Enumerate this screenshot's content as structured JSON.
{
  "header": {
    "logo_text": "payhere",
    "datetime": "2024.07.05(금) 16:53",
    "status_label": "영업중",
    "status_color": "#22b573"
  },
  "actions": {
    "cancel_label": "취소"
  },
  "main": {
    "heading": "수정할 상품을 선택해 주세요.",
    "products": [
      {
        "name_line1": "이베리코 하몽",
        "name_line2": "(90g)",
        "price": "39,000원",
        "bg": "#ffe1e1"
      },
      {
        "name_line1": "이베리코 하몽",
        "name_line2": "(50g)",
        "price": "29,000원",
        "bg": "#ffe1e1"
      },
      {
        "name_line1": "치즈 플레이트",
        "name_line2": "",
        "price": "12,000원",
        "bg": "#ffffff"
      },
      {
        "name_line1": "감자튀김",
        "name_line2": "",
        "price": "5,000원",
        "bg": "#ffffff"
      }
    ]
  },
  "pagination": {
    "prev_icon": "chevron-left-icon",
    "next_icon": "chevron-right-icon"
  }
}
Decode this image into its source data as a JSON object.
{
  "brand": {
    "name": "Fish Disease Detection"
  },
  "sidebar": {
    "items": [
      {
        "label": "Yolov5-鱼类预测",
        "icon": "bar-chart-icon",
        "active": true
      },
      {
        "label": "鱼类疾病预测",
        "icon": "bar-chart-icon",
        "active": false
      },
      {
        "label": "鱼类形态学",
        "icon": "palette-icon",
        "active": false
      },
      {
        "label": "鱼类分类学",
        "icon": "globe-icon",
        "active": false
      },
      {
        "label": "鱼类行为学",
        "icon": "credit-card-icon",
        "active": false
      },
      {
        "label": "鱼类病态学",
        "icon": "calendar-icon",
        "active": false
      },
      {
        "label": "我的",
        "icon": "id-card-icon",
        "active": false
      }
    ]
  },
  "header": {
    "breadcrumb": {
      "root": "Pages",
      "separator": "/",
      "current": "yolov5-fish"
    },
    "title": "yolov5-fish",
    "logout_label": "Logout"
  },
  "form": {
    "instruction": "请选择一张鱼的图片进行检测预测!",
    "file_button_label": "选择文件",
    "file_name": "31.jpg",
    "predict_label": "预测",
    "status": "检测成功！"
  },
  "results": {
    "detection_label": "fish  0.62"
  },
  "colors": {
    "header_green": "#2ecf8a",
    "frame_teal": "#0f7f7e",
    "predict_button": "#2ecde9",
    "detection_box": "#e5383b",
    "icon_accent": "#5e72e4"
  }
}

* Direction
Reproduce each entry exactly, leaving out nothing.

* Response below
Enumerate this screenshot's content as structured JSON.
{
  "header": {
    "logo_text": "payhere",
    "datetime": "2024.07.05(금) 16:53",
    "status_label": "영업중",
    "status_color": "#22b573"
  },
  "actions": {
    "cancel_label": "취소"
  },
  "main": {
    "heading": "수정할 상품을 선택해 주세요.",
    "products": [
      {
        "name_line1": "이베리코 하몽",
        "name_line2": "(90g)",
        "price": "39,000원",
        "bg": "#ffe1e1"
      },
      {
        "name_line1": "이베리코 하몽",
        "name_line2": "(50g)",
        "price": "29,000원",
        "bg": "#ffe1e1"
      },
      {
        "name_line1": "치즈 플레이트",
        "name_line2": "",
        "price": "12,000원",
        "bg": "#ffffff"
      },
      {
        "name_line1": "감자튀김",
        "name_line2": "",
        "price": "5,000원",
        "bg": "#ffffff"
      }
    ]
  },
  "pagination": {
    "prev_icon": "chevron-left-icon",
    "next_icon": "chevron-right-icon"
  }
}
Decode this image into its source data as a JSON object.
{
  "brand": {
    "name": "Fish Disease Detection"
  },
  "sidebar": {
    "items": [
      {
        "label": "Yolov5-鱼类预测",
        "icon": "bar-chart-icon",
        "active": true
      },
      {
        "label": "鱼类疾病预测",
        "icon": "bar-chart-icon",
        "active": false
      },
      {
        "label": "鱼类形态学",
        "icon": "palette-icon",
        "active": false
      },
      {
        "label": "鱼类分类学",
        "icon": "globe-icon",
        "active": false
      },
      {
        "label": "鱼类行为学",
        "icon": "credit-card-icon",
        "active": false
      },
      {
        "label": "鱼类病态学",
        "icon": "calendar-icon",
        "active": false
      },
      {
        "label": "我的",
        "icon": "id-card-icon",
        "active": false
      }
    ]
  },
  "header": {
    "breadcrumb": {
      "root": "Pages",
      "separator": "/",
      "current": "yolov5-fish"
    },
    "title": "yolov5-fish",
    "logout_label": "Logout"
  },
  "form": {
    "instruction": "请选择一张鱼的图片进行检测预测!",
    "file_button_label": "选择文件",
    "file_name": "31.jpg",
    "predict_label": "预测",
    "status": "检测成功！"
  },
  "results": {
    "detection_label": "fish  0.62"
  },
  "colors": {
    "header_green": "#2ecf8a",
    "frame_teal": "#0f7f7e",
    "predict_button": "#2ecde9",
    "detection_box": "#e5383b",
    "icon_accent": "#5e72e4"
  }
}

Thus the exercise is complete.